What is needed:
Rewrite every line of the listing below as a numbered list, leaving out any blank lines.

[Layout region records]
═══
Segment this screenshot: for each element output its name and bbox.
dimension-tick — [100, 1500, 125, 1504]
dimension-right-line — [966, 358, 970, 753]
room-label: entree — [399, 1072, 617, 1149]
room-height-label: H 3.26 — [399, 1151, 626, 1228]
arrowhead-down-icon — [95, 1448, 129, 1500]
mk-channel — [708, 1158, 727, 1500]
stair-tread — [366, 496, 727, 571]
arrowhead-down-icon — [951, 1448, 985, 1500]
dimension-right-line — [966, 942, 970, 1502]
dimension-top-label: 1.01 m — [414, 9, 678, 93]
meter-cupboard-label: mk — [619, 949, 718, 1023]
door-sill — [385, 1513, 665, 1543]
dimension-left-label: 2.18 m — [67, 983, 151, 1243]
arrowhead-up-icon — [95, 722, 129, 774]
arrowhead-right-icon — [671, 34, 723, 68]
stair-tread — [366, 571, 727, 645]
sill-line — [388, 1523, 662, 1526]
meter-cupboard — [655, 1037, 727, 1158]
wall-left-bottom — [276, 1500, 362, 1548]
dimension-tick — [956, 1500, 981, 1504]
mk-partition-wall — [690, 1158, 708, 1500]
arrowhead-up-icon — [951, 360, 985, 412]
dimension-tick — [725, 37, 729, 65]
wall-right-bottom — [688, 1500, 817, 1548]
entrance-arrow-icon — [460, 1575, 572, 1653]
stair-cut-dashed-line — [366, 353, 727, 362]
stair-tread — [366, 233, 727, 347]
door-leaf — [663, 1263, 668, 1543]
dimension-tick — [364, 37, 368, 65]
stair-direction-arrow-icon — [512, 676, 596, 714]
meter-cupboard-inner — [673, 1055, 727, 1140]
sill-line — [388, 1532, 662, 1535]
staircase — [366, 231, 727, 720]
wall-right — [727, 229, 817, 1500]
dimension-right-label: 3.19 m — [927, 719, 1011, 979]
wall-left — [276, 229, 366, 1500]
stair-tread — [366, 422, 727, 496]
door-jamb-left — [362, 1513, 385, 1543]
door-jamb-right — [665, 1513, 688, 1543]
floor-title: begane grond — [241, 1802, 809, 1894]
═══
The solution:
1. Segment this screenshot: for each element output its name and bbox.
2. dimension-tick — [100, 1500, 125, 1504]
3. dimension-right-line — [966, 358, 970, 753]
4. room-label: entree — [399, 1072, 617, 1149]
5. room-height-label: H 3.26 — [399, 1151, 626, 1228]
6. arrowhead-down-icon — [95, 1448, 129, 1500]
7. mk-channel — [708, 1158, 727, 1500]
8. stair-tread — [366, 496, 727, 571]
9. arrowhead-down-icon — [951, 1448, 985, 1500]
10. dimension-right-line — [966, 942, 970, 1502]
11. dimension-top-label: 1.01 m — [414, 9, 678, 93]
12. meter-cupboard-label: mk — [619, 949, 718, 1023]
13. door-sill — [385, 1513, 665, 1543]
14. dimension-left-label: 2.18 m — [67, 983, 151, 1243]
15. arrowhead-up-icon — [95, 722, 129, 774]
16. arrowhead-right-icon — [671, 34, 723, 68]
17. stair-tread — [366, 571, 727, 645]
18. sill-line — [388, 1523, 662, 1526]
19. meter-cupboard — [655, 1037, 727, 1158]
20. wall-left-bottom — [276, 1500, 362, 1548]
21. dimension-tick — [956, 1500, 981, 1504]
22. mk-partition-wall — [690, 1158, 708, 1500]
23. arrowhead-up-icon — [951, 360, 985, 412]
24. dimension-tick — [725, 37, 729, 65]
25. wall-right-bottom — [688, 1500, 817, 1548]
26. entrance-arrow-icon — [460, 1575, 572, 1653]
27. stair-cut-dashed-line — [366, 353, 727, 362]
28. stair-tread — [366, 233, 727, 347]
29. door-leaf — [663, 1263, 668, 1543]
30. dimension-tick — [364, 37, 368, 65]
31. stair-direction-arrow-icon — [512, 676, 596, 714]
32. meter-cupboard-inner — [673, 1055, 727, 1140]
33. sill-line — [388, 1532, 662, 1535]
34. staircase — [366, 231, 727, 720]
35. wall-right — [727, 229, 817, 1500]
36. dimension-right-label: 3.19 m — [927, 719, 1011, 979]
37. wall-left — [276, 229, 366, 1500]
38. stair-tread — [366, 422, 727, 496]
39. door-jamb-left — [362, 1513, 385, 1543]
40. door-jamb-right — [665, 1513, 688, 1543]
41. floor-title: begane grond — [241, 1802, 809, 1894]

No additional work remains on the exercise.